--- Work to complete ---
Using the listing below, report all lines holding the word "Θηβαίους".

Data records

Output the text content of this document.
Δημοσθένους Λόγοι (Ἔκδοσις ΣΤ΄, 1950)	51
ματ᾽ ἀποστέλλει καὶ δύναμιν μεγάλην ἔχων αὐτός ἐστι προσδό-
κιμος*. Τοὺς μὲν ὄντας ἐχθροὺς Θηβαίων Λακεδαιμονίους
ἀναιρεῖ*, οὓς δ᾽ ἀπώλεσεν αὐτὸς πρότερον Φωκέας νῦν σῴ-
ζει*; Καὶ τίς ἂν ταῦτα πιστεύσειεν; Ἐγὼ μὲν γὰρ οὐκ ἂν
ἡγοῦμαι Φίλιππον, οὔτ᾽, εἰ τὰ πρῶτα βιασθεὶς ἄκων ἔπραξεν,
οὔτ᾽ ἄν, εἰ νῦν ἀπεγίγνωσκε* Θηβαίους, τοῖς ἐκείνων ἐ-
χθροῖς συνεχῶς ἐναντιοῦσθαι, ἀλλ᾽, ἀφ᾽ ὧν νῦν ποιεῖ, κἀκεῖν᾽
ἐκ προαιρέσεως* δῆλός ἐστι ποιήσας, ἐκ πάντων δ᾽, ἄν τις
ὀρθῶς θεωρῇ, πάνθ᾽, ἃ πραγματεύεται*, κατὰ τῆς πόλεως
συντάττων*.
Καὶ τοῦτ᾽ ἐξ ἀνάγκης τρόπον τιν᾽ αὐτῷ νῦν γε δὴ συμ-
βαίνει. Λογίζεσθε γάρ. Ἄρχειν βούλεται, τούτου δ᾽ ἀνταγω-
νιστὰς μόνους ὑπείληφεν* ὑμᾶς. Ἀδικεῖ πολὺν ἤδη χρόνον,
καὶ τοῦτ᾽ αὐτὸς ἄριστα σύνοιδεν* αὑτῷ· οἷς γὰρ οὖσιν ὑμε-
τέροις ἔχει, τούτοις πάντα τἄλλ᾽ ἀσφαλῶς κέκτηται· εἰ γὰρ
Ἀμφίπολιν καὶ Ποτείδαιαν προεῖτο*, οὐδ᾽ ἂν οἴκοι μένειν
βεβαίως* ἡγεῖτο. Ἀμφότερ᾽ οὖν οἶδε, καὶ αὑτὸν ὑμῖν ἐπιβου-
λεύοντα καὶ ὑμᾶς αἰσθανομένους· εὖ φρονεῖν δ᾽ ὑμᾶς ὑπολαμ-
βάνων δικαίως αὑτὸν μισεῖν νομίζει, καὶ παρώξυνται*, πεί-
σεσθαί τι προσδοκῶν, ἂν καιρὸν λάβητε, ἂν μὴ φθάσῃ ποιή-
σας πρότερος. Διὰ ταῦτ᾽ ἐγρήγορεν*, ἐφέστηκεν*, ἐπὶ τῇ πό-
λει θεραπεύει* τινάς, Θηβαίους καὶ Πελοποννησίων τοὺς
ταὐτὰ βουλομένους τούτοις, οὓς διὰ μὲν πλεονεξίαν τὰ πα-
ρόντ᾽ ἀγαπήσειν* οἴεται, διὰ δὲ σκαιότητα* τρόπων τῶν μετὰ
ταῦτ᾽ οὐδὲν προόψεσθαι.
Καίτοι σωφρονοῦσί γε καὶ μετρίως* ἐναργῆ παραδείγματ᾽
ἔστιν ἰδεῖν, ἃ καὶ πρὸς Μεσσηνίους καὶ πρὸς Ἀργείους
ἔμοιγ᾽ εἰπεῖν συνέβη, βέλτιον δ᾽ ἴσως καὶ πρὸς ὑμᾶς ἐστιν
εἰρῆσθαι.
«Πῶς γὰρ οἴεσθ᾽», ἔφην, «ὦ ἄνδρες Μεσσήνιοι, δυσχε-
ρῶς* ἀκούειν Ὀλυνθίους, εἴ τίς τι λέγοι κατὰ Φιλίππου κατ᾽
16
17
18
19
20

--- Answer to the task ---
οὔτ᾽ ἄν, εἰ νῦν ἀπεγίγνωσκε* Θηβαίους, τοῖς ἐκείνων ἐ-
λει θεραπεύει* τινάς, Θηβαίους καὶ Πελοποννησίων τοὺς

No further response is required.